▸ Objective
Wherever the string "directory" appears in the listing, copy that line.
===== Information provided =====
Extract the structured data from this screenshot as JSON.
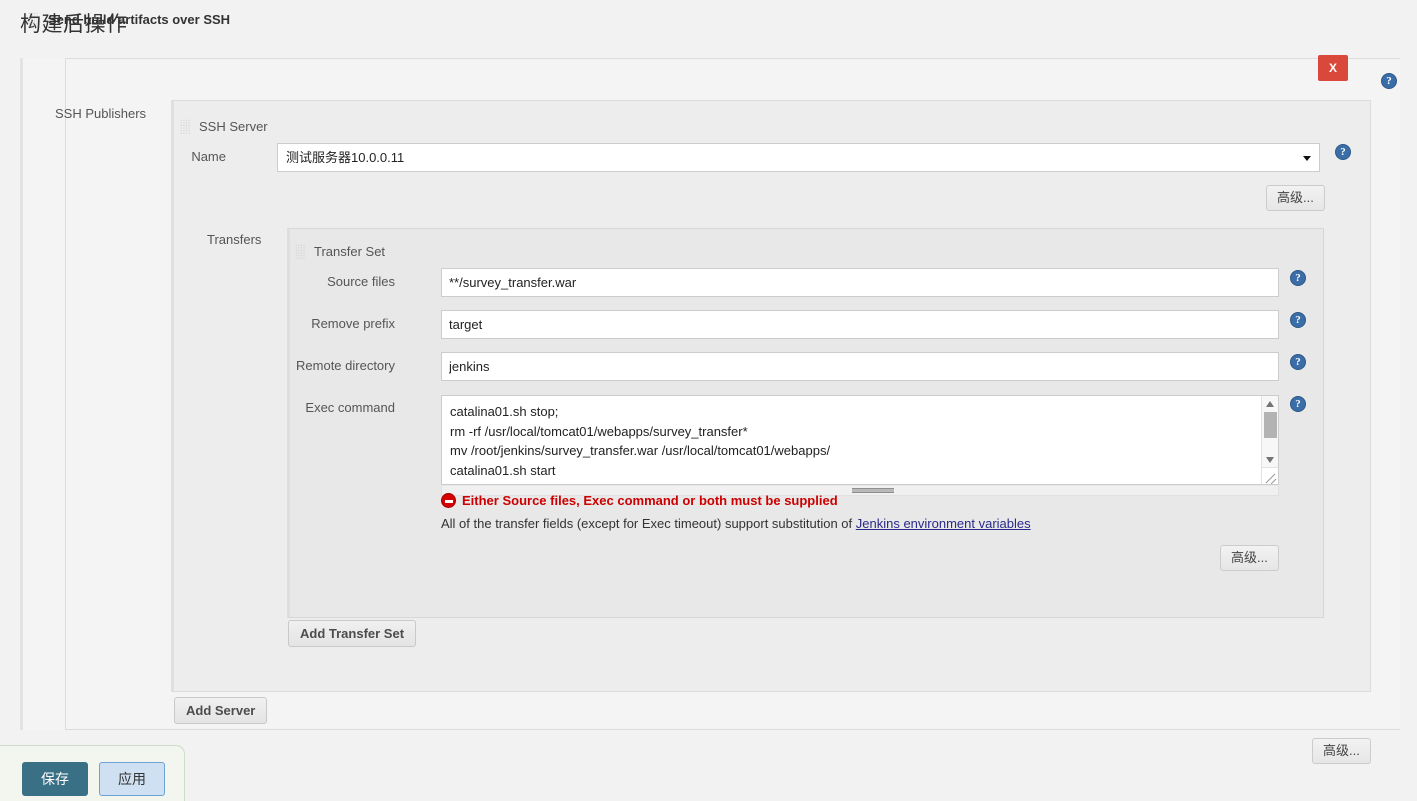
{
  "page": {
    "title": "构建后操作"
  },
  "section": {
    "title": "Send build artifacts over SSH",
    "grip_icon": "drag-grip-icon",
    "close_label": "X",
    "help_icon": "help-icon"
  },
  "publishers": {
    "label": "SSH Publishers"
  },
  "ssh_server": {
    "group_title": "SSH Server",
    "name_label": "Name",
    "name_value": "测试服务器10.0.0.11",
    "dropdown_icon": "chevron-down-icon",
    "advanced_label": "高级...",
    "help_icon": "help-icon"
  },
  "transfers": {
    "label": "Transfers",
    "group_title": "Transfer Set",
    "fields": [
      {
        "label": "Source files",
        "value": "**/survey_transfer.war",
        "name": "source-files"
      },
      {
        "label": "Remove prefix",
        "value": "target",
        "name": "remove-prefix"
      },
      {
        "label": "Remote directory",
        "value": "jenkins",
        "name": "remote-directory"
      }
    ],
    "exec": {
      "label": "Exec command",
      "value": "catalina01.sh stop;\nrm -rf /usr/local/tomcat01/webapps/survey_transfer*\nmv /root/jenkins/survey_transfer.war /usr/local/tomcat01/webapps/\ncatalina01.sh start"
    },
    "error_message": "Either Source files, Exec command or both must be supplied",
    "hint_prefix": "All of the transfer fields (except for Exec timeout) support substitution of ",
    "hint_link": "Jenkins environment variables",
    "advanced_label": "高级...",
    "add_transfer_set_label": "Add Transfer Set"
  },
  "actions": {
    "add_server_label": "Add Server",
    "advanced_label": "高级...",
    "save_label": "保存",
    "apply_label": "应用"
  },
  "colors": {
    "close_button": "#d9483b",
    "error_text": "#cc0000",
    "help_icon": "#3b6ea8",
    "save_button": "#3a7086",
    "apply_button": "#cfe0f2",
    "link": "#2a2a8a"
  }
}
=====
▸ Final result
        "label": "Remote directory",
        "name": "remote-directory"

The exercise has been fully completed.